Stored records:
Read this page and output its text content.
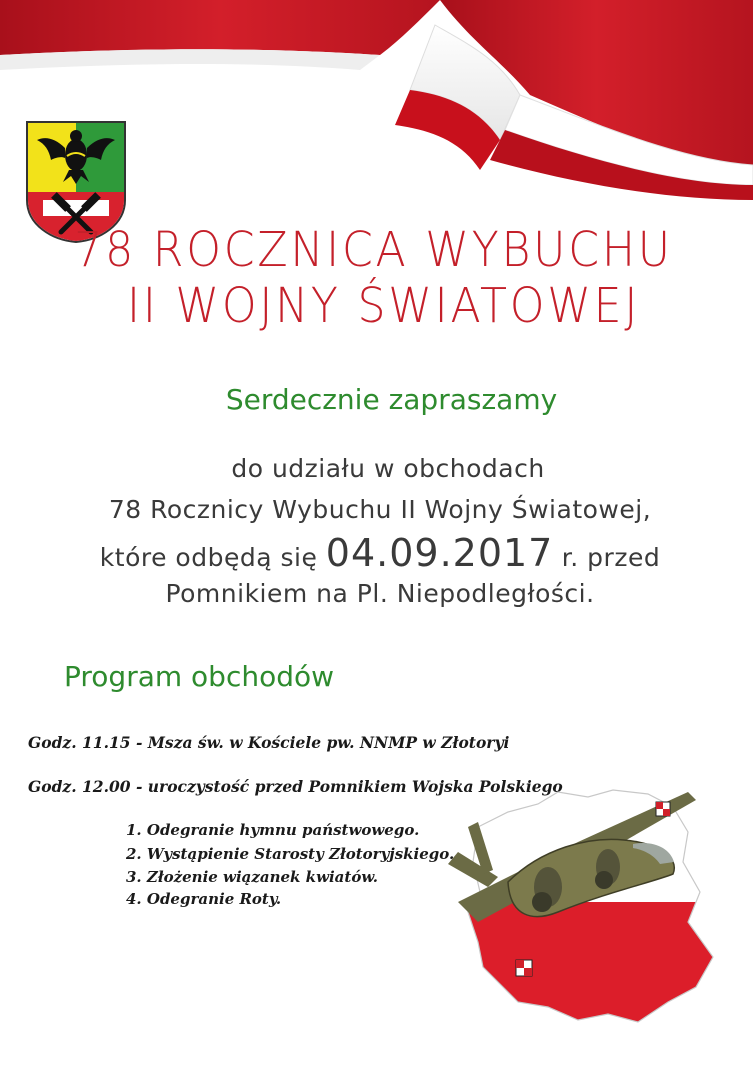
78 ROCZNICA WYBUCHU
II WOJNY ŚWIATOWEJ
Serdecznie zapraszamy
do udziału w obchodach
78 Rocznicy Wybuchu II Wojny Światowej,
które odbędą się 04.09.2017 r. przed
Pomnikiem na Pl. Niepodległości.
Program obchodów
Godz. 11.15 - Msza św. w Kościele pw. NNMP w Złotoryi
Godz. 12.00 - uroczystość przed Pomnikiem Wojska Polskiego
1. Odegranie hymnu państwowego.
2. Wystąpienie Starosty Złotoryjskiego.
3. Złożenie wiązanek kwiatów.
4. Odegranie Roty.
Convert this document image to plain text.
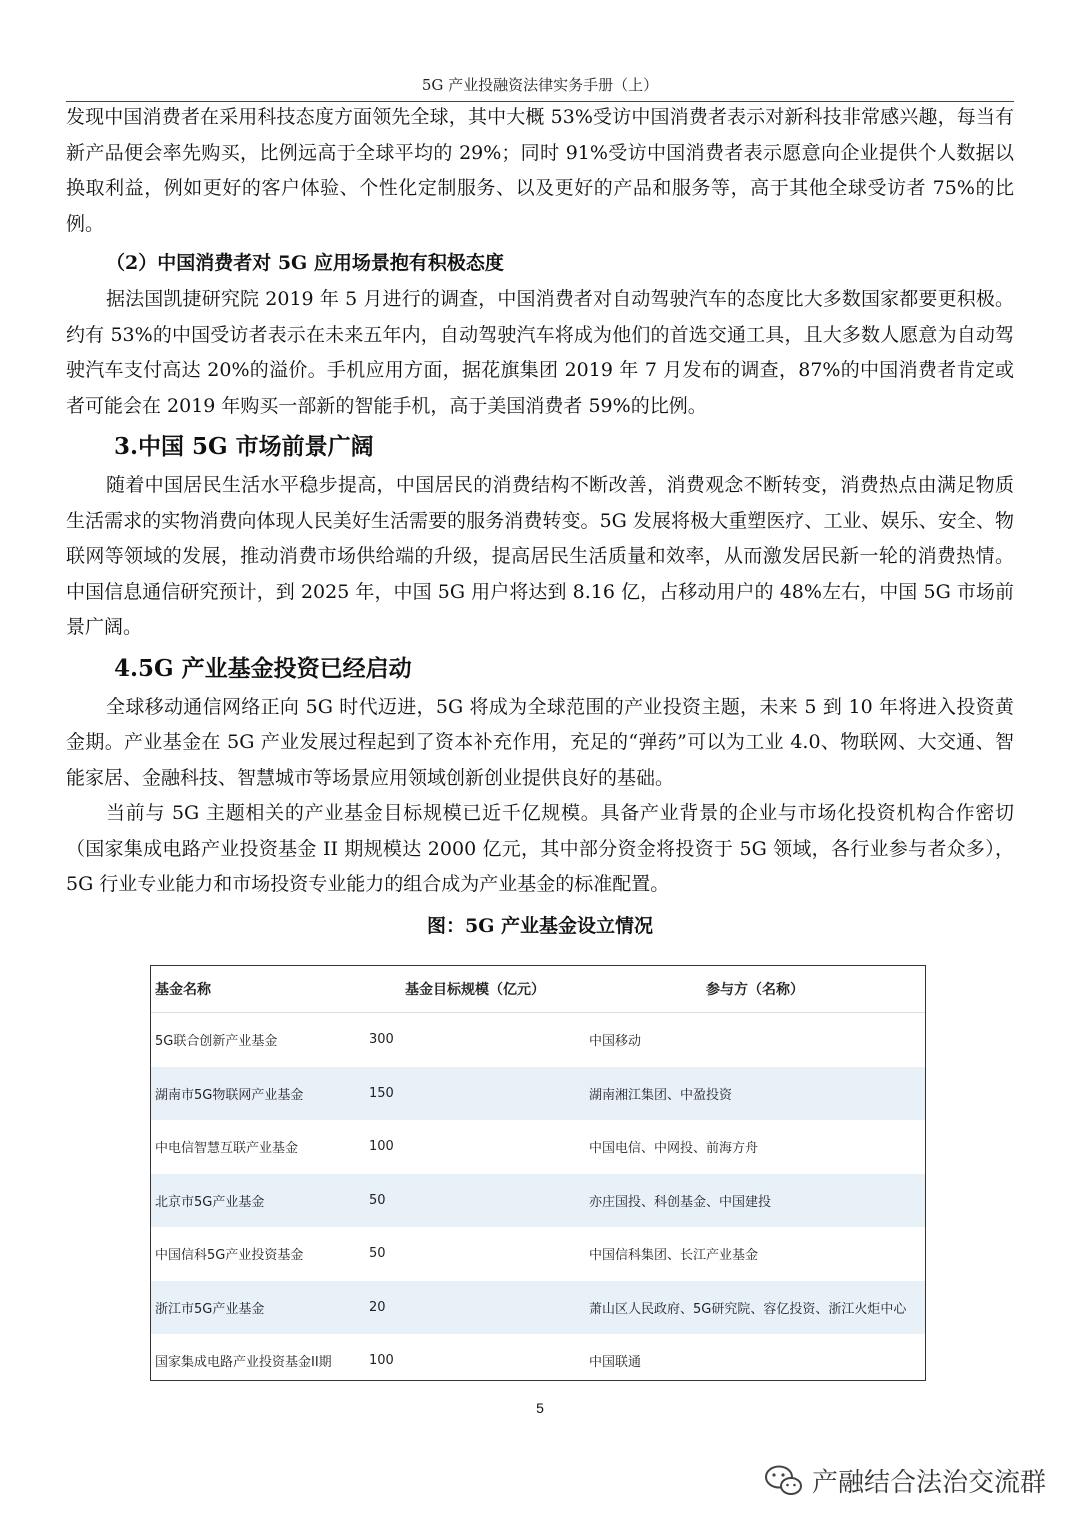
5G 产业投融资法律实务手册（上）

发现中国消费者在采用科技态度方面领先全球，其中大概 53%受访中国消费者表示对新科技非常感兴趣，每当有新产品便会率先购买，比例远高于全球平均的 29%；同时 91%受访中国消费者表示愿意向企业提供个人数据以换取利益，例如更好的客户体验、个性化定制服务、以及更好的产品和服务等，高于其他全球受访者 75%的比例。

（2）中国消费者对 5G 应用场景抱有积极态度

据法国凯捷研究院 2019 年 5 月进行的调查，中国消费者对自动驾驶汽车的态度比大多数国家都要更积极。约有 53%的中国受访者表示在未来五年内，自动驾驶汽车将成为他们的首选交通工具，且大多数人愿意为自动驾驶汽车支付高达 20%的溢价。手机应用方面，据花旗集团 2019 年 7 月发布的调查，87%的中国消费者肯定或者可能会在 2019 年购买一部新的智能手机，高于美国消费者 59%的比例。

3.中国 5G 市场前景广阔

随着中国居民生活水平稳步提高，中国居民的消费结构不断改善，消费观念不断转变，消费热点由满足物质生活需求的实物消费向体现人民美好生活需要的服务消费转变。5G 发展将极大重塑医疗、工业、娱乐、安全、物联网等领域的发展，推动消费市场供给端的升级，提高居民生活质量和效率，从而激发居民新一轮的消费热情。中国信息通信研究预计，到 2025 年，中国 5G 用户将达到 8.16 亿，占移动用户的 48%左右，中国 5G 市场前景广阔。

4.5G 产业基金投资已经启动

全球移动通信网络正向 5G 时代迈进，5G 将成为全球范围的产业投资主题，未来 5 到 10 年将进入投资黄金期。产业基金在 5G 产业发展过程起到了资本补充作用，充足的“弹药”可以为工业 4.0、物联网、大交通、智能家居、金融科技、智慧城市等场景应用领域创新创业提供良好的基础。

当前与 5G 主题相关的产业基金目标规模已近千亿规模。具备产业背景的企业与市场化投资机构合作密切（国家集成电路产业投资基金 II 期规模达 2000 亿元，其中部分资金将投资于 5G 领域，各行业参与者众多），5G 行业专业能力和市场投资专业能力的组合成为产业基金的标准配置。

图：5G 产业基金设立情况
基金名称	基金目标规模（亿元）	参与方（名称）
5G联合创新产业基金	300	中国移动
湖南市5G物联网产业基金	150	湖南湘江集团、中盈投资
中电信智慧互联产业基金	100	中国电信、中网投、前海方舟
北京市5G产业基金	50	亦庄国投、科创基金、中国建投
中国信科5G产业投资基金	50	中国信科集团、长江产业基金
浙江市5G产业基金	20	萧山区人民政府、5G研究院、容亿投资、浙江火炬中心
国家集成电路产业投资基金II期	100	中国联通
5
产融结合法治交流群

* * *

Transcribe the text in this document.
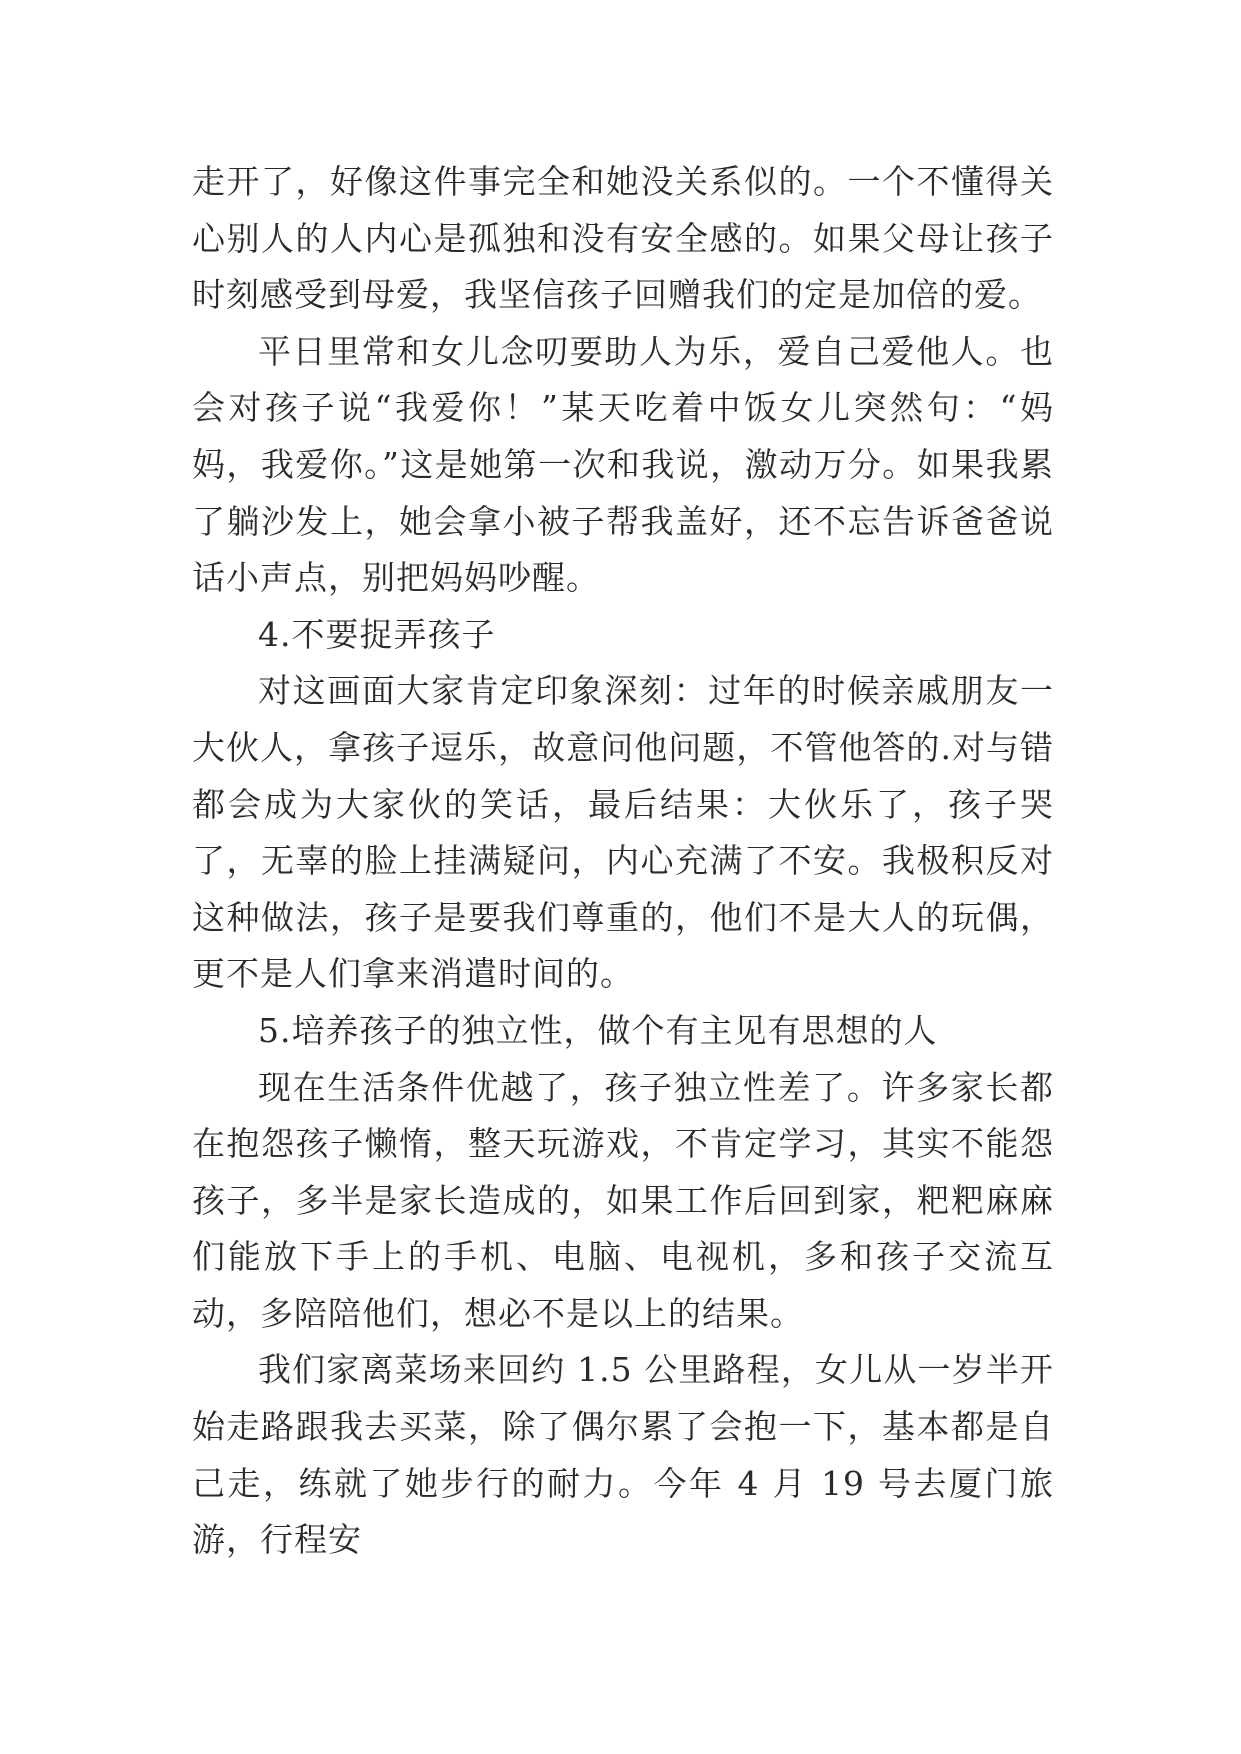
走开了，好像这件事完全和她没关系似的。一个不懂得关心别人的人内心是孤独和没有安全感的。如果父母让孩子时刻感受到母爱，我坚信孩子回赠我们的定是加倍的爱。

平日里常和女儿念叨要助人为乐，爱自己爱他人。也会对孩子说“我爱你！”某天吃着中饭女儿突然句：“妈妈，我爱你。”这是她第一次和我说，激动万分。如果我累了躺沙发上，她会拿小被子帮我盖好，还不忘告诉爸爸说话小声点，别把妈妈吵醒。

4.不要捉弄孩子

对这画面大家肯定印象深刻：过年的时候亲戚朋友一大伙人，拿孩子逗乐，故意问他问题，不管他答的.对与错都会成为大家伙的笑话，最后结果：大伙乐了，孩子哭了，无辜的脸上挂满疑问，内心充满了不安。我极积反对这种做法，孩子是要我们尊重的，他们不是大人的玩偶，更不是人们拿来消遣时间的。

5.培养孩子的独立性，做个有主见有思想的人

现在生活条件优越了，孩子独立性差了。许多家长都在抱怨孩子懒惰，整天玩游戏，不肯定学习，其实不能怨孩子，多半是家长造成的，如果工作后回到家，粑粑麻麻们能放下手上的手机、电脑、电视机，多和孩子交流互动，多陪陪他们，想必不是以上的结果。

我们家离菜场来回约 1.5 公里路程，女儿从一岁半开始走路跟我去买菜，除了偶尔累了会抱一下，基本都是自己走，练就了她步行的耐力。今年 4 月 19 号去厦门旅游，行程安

To be done: List all lines above in which the string "text" appears.

Problem solution:
Read this page and output its text content.
Convert this document image to plain text.
Transcribe the text in this document.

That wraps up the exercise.